start PROVIDED ENTRIES

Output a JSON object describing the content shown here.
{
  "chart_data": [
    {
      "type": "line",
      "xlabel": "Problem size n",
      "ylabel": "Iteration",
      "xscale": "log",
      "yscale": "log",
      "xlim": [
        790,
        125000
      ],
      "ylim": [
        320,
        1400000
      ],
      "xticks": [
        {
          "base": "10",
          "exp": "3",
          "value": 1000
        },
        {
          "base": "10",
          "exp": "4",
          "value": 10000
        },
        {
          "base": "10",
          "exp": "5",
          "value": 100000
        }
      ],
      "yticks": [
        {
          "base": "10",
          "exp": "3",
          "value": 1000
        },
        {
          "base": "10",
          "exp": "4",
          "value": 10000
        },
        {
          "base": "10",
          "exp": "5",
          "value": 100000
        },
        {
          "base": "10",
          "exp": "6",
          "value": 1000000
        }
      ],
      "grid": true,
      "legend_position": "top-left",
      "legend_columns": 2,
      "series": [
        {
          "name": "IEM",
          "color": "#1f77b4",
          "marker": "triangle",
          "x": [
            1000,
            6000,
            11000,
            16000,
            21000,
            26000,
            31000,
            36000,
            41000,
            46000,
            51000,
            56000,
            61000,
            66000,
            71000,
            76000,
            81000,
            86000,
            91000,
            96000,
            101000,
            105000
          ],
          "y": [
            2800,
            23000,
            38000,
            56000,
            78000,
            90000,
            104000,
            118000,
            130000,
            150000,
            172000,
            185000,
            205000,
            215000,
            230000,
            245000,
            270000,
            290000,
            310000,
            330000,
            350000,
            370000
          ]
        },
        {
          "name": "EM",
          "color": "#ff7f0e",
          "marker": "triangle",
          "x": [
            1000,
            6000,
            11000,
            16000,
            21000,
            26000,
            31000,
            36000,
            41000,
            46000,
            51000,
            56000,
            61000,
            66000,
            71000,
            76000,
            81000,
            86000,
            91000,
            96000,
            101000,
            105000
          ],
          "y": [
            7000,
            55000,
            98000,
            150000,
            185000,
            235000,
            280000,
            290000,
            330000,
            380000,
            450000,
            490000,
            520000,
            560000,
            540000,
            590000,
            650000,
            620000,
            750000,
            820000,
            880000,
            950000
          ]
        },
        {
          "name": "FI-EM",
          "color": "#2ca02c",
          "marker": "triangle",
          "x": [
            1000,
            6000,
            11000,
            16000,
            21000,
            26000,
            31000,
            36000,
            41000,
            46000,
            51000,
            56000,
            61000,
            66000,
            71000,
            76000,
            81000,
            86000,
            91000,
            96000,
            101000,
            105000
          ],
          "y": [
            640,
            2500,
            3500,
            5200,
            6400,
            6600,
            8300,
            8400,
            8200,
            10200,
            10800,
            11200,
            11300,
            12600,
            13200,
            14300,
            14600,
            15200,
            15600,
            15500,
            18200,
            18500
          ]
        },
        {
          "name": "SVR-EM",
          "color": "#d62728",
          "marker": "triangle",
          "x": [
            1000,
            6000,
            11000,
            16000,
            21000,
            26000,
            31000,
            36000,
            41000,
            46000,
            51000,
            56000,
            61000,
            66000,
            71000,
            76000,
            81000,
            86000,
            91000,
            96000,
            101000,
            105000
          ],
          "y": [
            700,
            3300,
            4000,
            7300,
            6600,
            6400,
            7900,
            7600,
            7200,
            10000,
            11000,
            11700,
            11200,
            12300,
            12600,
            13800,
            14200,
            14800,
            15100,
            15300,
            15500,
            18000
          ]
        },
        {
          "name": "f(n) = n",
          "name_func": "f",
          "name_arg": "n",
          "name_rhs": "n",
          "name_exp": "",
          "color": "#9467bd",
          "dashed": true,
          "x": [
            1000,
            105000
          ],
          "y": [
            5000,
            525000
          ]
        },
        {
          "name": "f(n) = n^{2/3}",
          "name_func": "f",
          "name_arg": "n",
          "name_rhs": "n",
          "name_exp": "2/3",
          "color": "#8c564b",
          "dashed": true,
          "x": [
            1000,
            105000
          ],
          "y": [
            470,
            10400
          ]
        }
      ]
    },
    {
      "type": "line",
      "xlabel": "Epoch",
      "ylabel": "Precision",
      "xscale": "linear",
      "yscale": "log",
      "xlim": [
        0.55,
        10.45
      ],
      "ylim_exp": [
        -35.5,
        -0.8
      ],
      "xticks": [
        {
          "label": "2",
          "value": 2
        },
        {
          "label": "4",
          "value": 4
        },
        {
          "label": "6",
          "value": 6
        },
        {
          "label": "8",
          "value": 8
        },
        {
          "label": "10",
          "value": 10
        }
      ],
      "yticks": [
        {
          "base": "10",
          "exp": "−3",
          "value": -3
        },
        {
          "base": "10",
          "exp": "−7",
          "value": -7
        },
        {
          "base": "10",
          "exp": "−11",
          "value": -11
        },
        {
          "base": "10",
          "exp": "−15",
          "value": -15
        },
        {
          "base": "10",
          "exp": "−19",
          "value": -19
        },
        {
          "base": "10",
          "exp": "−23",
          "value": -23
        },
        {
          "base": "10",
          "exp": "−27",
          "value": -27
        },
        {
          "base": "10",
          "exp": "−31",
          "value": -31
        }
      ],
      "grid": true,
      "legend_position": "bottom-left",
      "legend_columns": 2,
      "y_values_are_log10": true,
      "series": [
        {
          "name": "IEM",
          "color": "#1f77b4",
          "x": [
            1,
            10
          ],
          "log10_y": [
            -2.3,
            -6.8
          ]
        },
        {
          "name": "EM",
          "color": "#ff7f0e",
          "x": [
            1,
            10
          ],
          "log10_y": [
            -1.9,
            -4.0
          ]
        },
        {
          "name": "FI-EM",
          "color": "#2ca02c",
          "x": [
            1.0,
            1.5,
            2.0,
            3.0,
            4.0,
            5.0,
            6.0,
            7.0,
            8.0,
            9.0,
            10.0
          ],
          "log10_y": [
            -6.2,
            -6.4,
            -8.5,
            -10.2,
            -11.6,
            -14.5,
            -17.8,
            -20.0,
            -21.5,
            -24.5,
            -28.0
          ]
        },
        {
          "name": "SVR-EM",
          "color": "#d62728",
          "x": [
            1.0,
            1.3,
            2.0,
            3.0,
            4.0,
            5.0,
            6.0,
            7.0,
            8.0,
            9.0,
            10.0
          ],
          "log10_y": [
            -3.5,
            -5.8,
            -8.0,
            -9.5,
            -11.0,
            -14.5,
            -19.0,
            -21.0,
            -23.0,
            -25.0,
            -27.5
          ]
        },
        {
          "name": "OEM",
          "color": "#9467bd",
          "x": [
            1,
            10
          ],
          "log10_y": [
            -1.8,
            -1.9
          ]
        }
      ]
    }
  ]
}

end PROVIDED ENTRIES

* **INSTRUCTION**
Copy the records above exactly as they appear.

* **EXERCISE RESPONSE**
Output a JSON object describing the content shown here.
{
  "chart_data": [
    {
      "type": "line",
      "xlabel": "Problem size n",
      "ylabel": "Iteration",
      "xscale": "log",
      "yscale": "log",
      "xlim": [
        790,
        125000
      ],
      "ylim": [
        320,
        1400000
      ],
      "xticks": [
        {
          "base": "10",
          "exp": "3",
          "value": 1000
        },
        {
          "base": "10",
          "exp": "4",
          "value": 10000
        },
        {
          "base": "10",
          "exp": "5",
          "value": 100000
        }
      ],
      "yticks": [
        {
          "base": "10",
          "exp": "3",
          "value": 1000
        },
        {
          "base": "10",
          "exp": "4",
          "value": 10000
        },
        {
          "base": "10",
          "exp": "5",
          "value": 100000
        },
        {
          "base": "10",
          "exp": "6",
          "value": 1000000
        }
      ],
      "grid": true,
      "legend_position": "top-left",
      "legend_columns": 2,
      "series": [
        {
          "name": "IEM",
          "color": "#1f77b4",
          "marker": "triangle",
          "x": [
            1000,
            6000,
            11000,
            16000,
            21000,
            26000,
            31000,
            36000,
            41000,
            46000,
            51000,
            56000,
            61000,
            66000,
            71000,
            76000,
            81000,
            86000,
            91000,
            96000,
            101000,
            105000
          ],
          "y": [
            2800,
            23000,
            38000,
            56000,
            78000,
            90000,
            104000,
            118000,
            130000,
            150000,
            172000,
            185000,
            205000,
            215000,
            230000,
            245000,
            270000,
            290000,
            310000,
            330000,
            350000,
            370000
          ]
        },
        {
          "name": "EM",
          "color": "#ff7f0e",
          "marker": "triangle",
          "x": [
            1000,
            6000,
            11000,
            16000,
            21000,
            26000,
            31000,
            36000,
            41000,
            46000,
            51000,
            56000,
            61000,
            66000,
            71000,
            76000,
            81000,
            86000,
            91000,
            96000,
            101000,
            105000
          ],
          "y": [
            7000,
            55000,
            98000,
            150000,
            185000,
            235000,
            280000,
            290000,
            330000,
            380000,
            450000,
            490000,
            520000,
            560000,
            540000,
            590000,
            650000,
            620000,
            750000,
            820000,
            880000,
            950000
          ]
        },
        {
          "name": "FI-EM",
          "color": "#2ca02c",
          "marker": "triangle",
          "x": [
            1000,
            6000,
            11000,
            16000,
            21000,
            26000,
            31000,
            36000,
            41000,
            46000,
            51000,
            56000,
            61000,
            66000,
            71000,
            76000,
            81000,
            86000,
            91000,
            96000,
            101000,
            105000
          ],
          "y": [
            640,
            2500,
            3500,
            5200,
            6400,
            6600,
            8300,
            8400,
            8200,
            10200,
            10800,
            11200,
            11300,
            12600,
            13200,
            14300,
            14600,
            15200,
            15600,
            15500,
            18200,
            18500
          ]
        },
        {
          "name": "SVR-EM",
          "color": "#d62728",
          "marker": "triangle",
          "x": [
            1000,
            6000,
            11000,
            16000,
            21000,
            26000,
            31000,
            36000,
            41000,
            46000,
            51000,
            56000,
            61000,
            66000,
            71000,
            76000,
            81000,
            86000,
            91000,
            96000,
            101000,
            105000
          ],
          "y": [
            700,
            3300,
            4000,
            7300,
            6600,
            6400,
            7900,
            7600,
            7200,
            10000,
            11000,
            11700,
            11200,
            12300,
            12600,
            13800,
            14200,
            14800,
            15100,
            15300,
            15500,
            18000
          ]
        },
        {
          "name": "f(n) = n",
          "name_func": "f",
          "name_arg": "n",
          "name_rhs": "n",
          "name_exp": "",
          "color": "#9467bd",
          "dashed": true,
          "x": [
            1000,
            105000
          ],
          "y": [
            5000,
            525000
          ]
        },
        {
          "name": "f(n) = n^{2/3}",
          "name_func": "f",
          "name_arg": "n",
          "name_rhs": "n",
          "name_exp": "2/3",
          "color": "#8c564b",
          "dashed": true,
          "x": [
            1000,
            105000
          ],
          "y": [
            470,
            10400
          ]
        }
      ]
    },
    {
      "type": "line",
      "xlabel": "Epoch",
      "ylabel": "Precision",
      "xscale": "linear",
      "yscale": "log",
      "xlim": [
        0.55,
        10.45
      ],
      "ylim_exp": [
        -35.5,
        -0.8
      ],
      "xticks": [
        {
          "label": "2",
          "value": 2
        },
        {
          "label": "4",
          "value": 4
        },
        {
          "label": "6",
          "value": 6
        },
        {
          "label": "8",
          "value": 8
        },
        {
          "label": "10",
          "value": 10
        }
      ],
      "yticks": [
        {
          "base": "10",
          "exp": "−3",
          "value": -3
        },
        {
          "base": "10",
          "exp": "−7",
          "value": -7
        },
        {
          "base": "10",
          "exp": "−11",
          "value": -11
        },
        {
          "base": "10",
          "exp": "−15",
          "value": -15
        },
        {
          "base": "10",
          "exp": "−19",
          "value": -19
        },
        {
          "base": "10",
          "exp": "−23",
          "value": -23
        },
        {
          "base": "10",
          "exp": "−27",
          "value": -27
        },
        {
          "base": "10",
          "exp": "−31",
          "value": -31
        }
      ],
      "grid": true,
      "legend_position": "bottom-left",
      "legend_columns": 2,
      "y_values_are_log10": true,
      "series": [
        {
          "name": "IEM",
          "color": "#1f77b4",
          "x": [
            1,
            10
          ],
          "log10_y": [
            -2.3,
            -6.8
          ]
        },
        {
          "name": "EM",
          "color": "#ff7f0e",
          "x": [
            1,
            10
          ],
          "log10_y": [
            -1.9,
            -4.0
          ]
        },
        {
          "name": "FI-EM",
          "color": "#2ca02c",
          "x": [
            1.0,
            1.5,
            2.0,
            3.0,
            4.0,
            5.0,
            6.0,
            7.0,
            8.0,
            9.0,
            10.0
          ],
          "log10_y": [
            -6.2,
            -6.4,
            -8.5,
            -10.2,
            -11.6,
            -14.5,
            -17.8,
            -20.0,
            -21.5,
            -24.5,
            -28.0
          ]
        },
        {
          "name": "SVR-EM",
          "color": "#d62728",
          "x": [
            1.0,
            1.3,
            2.0,
            3.0,
            4.0,
            5.0,
            6.0,
            7.0,
            8.0,
            9.0,
            10.0
          ],
          "log10_y": [
            -3.5,
            -5.8,
            -8.0,
            -9.5,
            -11.0,
            -14.5,
            -19.0,
            -21.0,
            -23.0,
            -25.0,
            -27.5
          ]
        },
        {
          "name": "OEM",
          "color": "#9467bd",
          "x": [
            1,
            10
          ],
          "log10_y": [
            -1.8,
            -1.9
          ]
        }
      ]
    }
  ]
}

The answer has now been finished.